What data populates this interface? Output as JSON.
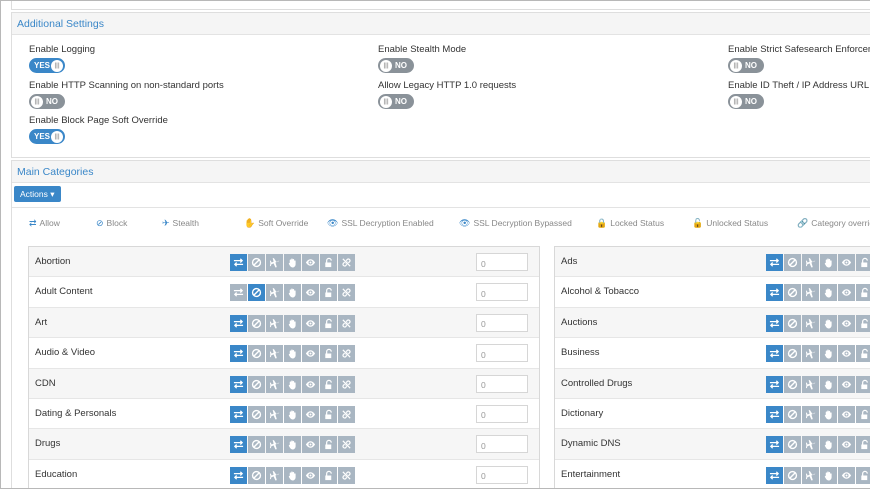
{
  "additional_settings": {
    "title": "Additional Settings",
    "settings": [
      {
        "label": "Enable Logging",
        "value": "YES",
        "on": true
      },
      {
        "label": "Enable Stealth Mode",
        "value": "NO",
        "on": false
      },
      {
        "label": "Enable Strict Safesearch Enforcement",
        "value": "NO",
        "on": false
      },
      {
        "label": "Enable HTTP Scanning on non-standard ports",
        "value": "NO",
        "on": false
      },
      {
        "label": "Allow Legacy HTTP 1.0 requests",
        "value": "NO",
        "on": false
      },
      {
        "label": "Enable ID Theft / IP Address URL Blocking",
        "value": "NO",
        "on": false
      },
      {
        "label": "Enable Block Page Soft Override",
        "value": "YES",
        "on": true
      }
    ]
  },
  "main_categories": {
    "title": "Main Categories",
    "actions_label": "Actions",
    "legend": [
      "Allow",
      "Block",
      "Stealth",
      "Soft Override",
      "SSL Decryption Enabled",
      "SSL Decryption Bypassed",
      "Locked Status",
      "Unlocked Status",
      "Category override"
    ],
    "left": [
      {
        "name": "Abortion",
        "state": "allow",
        "count": "0"
      },
      {
        "name": "Adult Content",
        "state": "block",
        "count": "0"
      },
      {
        "name": "Art",
        "state": "allow",
        "count": "0"
      },
      {
        "name": "Audio & Video",
        "state": "allow",
        "count": "0"
      },
      {
        "name": "CDN",
        "state": "allow",
        "count": "0"
      },
      {
        "name": "Dating & Personals",
        "state": "allow",
        "count": "0"
      },
      {
        "name": "Drugs",
        "state": "allow",
        "count": "0"
      },
      {
        "name": "Education",
        "state": "allow",
        "count": "0"
      }
    ],
    "right": [
      {
        "name": "Ads",
        "state": "allow"
      },
      {
        "name": "Alcohol & Tobacco",
        "state": "allow"
      },
      {
        "name": "Auctions",
        "state": "allow"
      },
      {
        "name": "Business",
        "state": "allow"
      },
      {
        "name": "Controlled Drugs",
        "state": "allow"
      },
      {
        "name": "Dictionary",
        "state": "allow"
      },
      {
        "name": "Dynamic DNS",
        "state": "allow"
      },
      {
        "name": "Entertainment",
        "state": "allow"
      }
    ]
  },
  "colors": {
    "accent": "#3a87c8",
    "inactive_icon": "#a9b6c2",
    "toggle_off": "#8a9299"
  },
  "icons": [
    "allow-icon",
    "block-icon",
    "stealth-icon",
    "soft-override-icon",
    "ssl-enabled-icon",
    "lock-icon",
    "category-override-icon"
  ]
}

— Do this —
Omit the pictures. Transcribe every record exactly.

— Reply —
What data populates this interface? Output as JSON.
{
  "additional_settings": {
    "title": "Additional Settings",
    "settings": [
      {
        "label": "Enable Logging",
        "value": "YES",
        "on": true
      },
      {
        "label": "Enable Stealth Mode",
        "value": "NO",
        "on": false
      },
      {
        "label": "Enable Strict Safesearch Enforcement",
        "value": "NO",
        "on": false
      },
      {
        "label": "Enable HTTP Scanning on non-standard ports",
        "value": "NO",
        "on": false
      },
      {
        "label": "Allow Legacy HTTP 1.0 requests",
        "value": "NO",
        "on": false
      },
      {
        "label": "Enable ID Theft / IP Address URL Blocking",
        "value": "NO",
        "on": false
      },
      {
        "label": "Enable Block Page Soft Override",
        "value": "YES",
        "on": true
      }
    ]
  },
  "main_categories": {
    "title": "Main Categories",
    "actions_label": "Actions",
    "legend": [
      "Allow",
      "Block",
      "Stealth",
      "Soft Override",
      "SSL Decryption Enabled",
      "SSL Decryption Bypassed",
      "Locked Status",
      "Unlocked Status",
      "Category override"
    ],
    "left": [
      {
        "name": "Abortion",
        "state": "allow",
        "count": "0"
      },
      {
        "name": "Adult Content",
        "state": "block",
        "count": "0"
      },
      {
        "name": "Art",
        "state": "allow",
        "count": "0"
      },
      {
        "name": "Audio & Video",
        "state": "allow",
        "count": "0"
      },
      {
        "name": "CDN",
        "state": "allow",
        "count": "0"
      },
      {
        "name": "Dating & Personals",
        "state": "allow",
        "count": "0"
      },
      {
        "name": "Drugs",
        "state": "allow",
        "count": "0"
      },
      {
        "name": "Education",
        "state": "allow",
        "count": "0"
      }
    ],
    "right": [
      {
        "name": "Ads",
        "state": "allow"
      },
      {
        "name": "Alcohol & Tobacco",
        "state": "allow"
      },
      {
        "name": "Auctions",
        "state": "allow"
      },
      {
        "name": "Business",
        "state": "allow"
      },
      {
        "name": "Controlled Drugs",
        "state": "allow"
      },
      {
        "name": "Dictionary",
        "state": "allow"
      },
      {
        "name": "Dynamic DNS",
        "state": "allow"
      },
      {
        "name": "Entertainment",
        "state": "allow"
      }
    ]
  },
  "colors": {
    "accent": "#3a87c8",
    "inactive_icon": "#a9b6c2",
    "toggle_off": "#8a9299"
  },
  "icons": [
    "allow-icon",
    "block-icon",
    "stealth-icon",
    "soft-override-icon",
    "ssl-enabled-icon",
    "lock-icon",
    "category-override-icon"
  ]
}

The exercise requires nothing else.